> **Data for the task**
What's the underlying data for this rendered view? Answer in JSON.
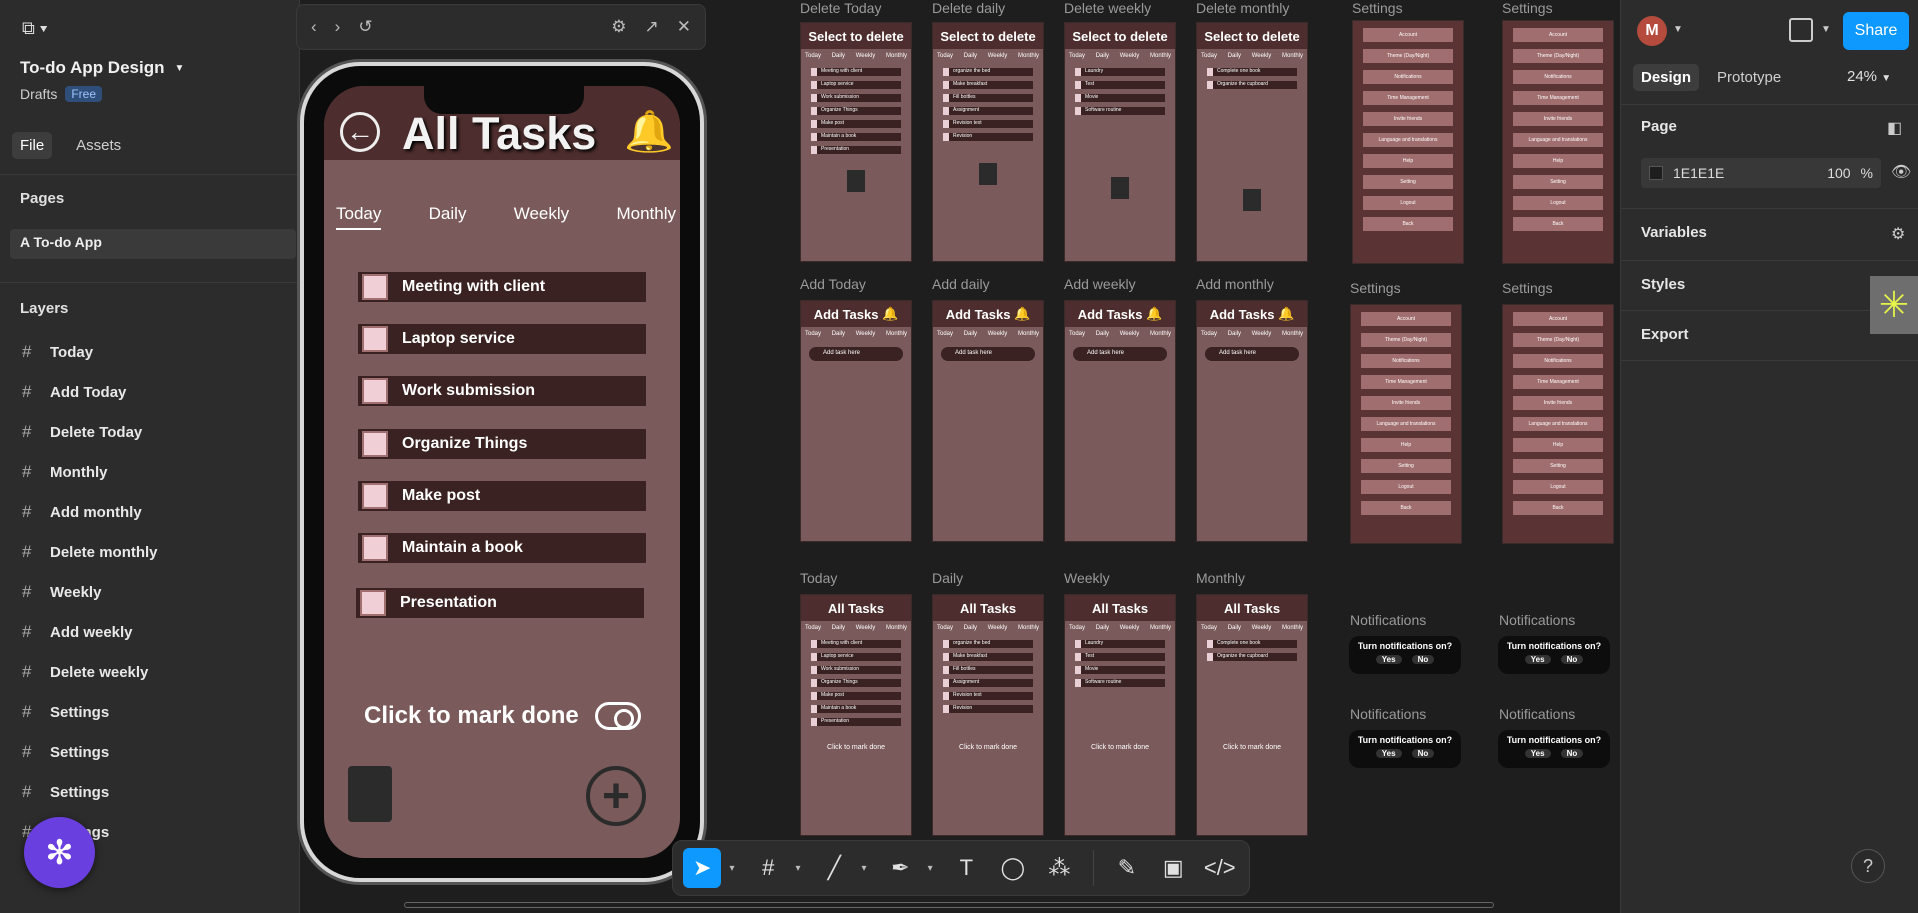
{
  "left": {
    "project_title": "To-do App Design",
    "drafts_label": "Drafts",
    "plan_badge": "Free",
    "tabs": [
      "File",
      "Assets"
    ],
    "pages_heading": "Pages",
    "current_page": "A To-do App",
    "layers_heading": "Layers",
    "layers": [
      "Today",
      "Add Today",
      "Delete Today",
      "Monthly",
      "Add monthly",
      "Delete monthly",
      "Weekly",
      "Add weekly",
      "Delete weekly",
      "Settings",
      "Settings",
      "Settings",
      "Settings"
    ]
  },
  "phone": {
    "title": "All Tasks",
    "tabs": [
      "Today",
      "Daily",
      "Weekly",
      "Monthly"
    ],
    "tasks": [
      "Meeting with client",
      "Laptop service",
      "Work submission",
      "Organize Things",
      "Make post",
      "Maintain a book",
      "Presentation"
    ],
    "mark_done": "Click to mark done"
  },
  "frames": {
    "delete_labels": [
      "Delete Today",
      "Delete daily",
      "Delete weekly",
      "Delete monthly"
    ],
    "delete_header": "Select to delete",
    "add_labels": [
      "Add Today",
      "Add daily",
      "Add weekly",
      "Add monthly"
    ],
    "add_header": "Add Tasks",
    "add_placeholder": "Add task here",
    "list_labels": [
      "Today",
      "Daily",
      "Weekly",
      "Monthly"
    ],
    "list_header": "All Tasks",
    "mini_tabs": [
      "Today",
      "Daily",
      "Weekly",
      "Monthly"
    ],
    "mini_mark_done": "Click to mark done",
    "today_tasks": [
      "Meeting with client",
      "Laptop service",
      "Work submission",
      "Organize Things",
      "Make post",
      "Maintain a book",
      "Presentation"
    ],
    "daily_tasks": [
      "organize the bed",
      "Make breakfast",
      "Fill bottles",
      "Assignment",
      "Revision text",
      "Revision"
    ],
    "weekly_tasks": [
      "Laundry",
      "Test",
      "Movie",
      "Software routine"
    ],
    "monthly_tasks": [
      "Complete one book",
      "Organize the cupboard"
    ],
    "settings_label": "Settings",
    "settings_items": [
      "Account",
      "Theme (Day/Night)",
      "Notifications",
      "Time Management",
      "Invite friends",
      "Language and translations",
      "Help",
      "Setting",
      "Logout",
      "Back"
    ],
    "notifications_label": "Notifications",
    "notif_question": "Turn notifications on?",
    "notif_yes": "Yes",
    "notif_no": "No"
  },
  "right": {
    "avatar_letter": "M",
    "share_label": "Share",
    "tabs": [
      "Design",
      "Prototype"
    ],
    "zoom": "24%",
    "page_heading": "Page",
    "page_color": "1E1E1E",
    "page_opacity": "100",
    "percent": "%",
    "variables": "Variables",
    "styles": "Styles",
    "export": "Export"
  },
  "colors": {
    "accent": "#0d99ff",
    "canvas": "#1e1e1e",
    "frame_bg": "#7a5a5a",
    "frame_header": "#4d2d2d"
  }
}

> **Written exercise**
Transcribe each entry above exactly, apart from the pictures.

> **Solution to this exercise**
What's the underlying data for this rendered view? Answer in JSON.
{
  "left": {
    "project_title": "To-do App Design",
    "drafts_label": "Drafts",
    "plan_badge": "Free",
    "tabs": [
      "File",
      "Assets"
    ],
    "pages_heading": "Pages",
    "current_page": "A To-do App",
    "layers_heading": "Layers",
    "layers": [
      "Today",
      "Add Today",
      "Delete Today",
      "Monthly",
      "Add monthly",
      "Delete monthly",
      "Weekly",
      "Add weekly",
      "Delete weekly",
      "Settings",
      "Settings",
      "Settings",
      "Settings"
    ]
  },
  "phone": {
    "title": "All Tasks",
    "tabs": [
      "Today",
      "Daily",
      "Weekly",
      "Monthly"
    ],
    "tasks": [
      "Meeting with client",
      "Laptop service",
      "Work submission",
      "Organize Things",
      "Make post",
      "Maintain a book",
      "Presentation"
    ],
    "mark_done": "Click to mark done"
  },
  "frames": {
    "delete_labels": [
      "Delete Today",
      "Delete daily",
      "Delete weekly",
      "Delete monthly"
    ],
    "delete_header": "Select to delete",
    "add_labels": [
      "Add Today",
      "Add daily",
      "Add weekly",
      "Add monthly"
    ],
    "add_header": "Add Tasks",
    "add_placeholder": "Add task here",
    "list_labels": [
      "Today",
      "Daily",
      "Weekly",
      "Monthly"
    ],
    "list_header": "All Tasks",
    "mini_tabs": [
      "Today",
      "Daily",
      "Weekly",
      "Monthly"
    ],
    "mini_mark_done": "Click to mark done",
    "today_tasks": [
      "Meeting with client",
      "Laptop service",
      "Work submission",
      "Organize Things",
      "Make post",
      "Maintain a book",
      "Presentation"
    ],
    "daily_tasks": [
      "organize the bed",
      "Make breakfast",
      "Fill bottles",
      "Assignment",
      "Revision text",
      "Revision"
    ],
    "weekly_tasks": [
      "Laundry",
      "Test",
      "Movie",
      "Software routine"
    ],
    "monthly_tasks": [
      "Complete one book",
      "Organize the cupboard"
    ],
    "settings_label": "Settings",
    "settings_items": [
      "Account",
      "Theme (Day/Night)",
      "Notifications",
      "Time Management",
      "Invite friends",
      "Language and translations",
      "Help",
      "Setting",
      "Logout",
      "Back"
    ],
    "notifications_label": "Notifications",
    "notif_question": "Turn notifications on?",
    "notif_yes": "Yes",
    "notif_no": "No"
  },
  "right": {
    "avatar_letter": "M",
    "share_label": "Share",
    "tabs": [
      "Design",
      "Prototype"
    ],
    "zoom": "24%",
    "page_heading": "Page",
    "page_color": "1E1E1E",
    "page_opacity": "100",
    "percent": "%",
    "variables": "Variables",
    "styles": "Styles",
    "export": "Export"
  },
  "colors": {
    "accent": "#0d99ff",
    "canvas": "#1e1e1e",
    "frame_bg": "#7a5a5a",
    "frame_header": "#4d2d2d"
  }
}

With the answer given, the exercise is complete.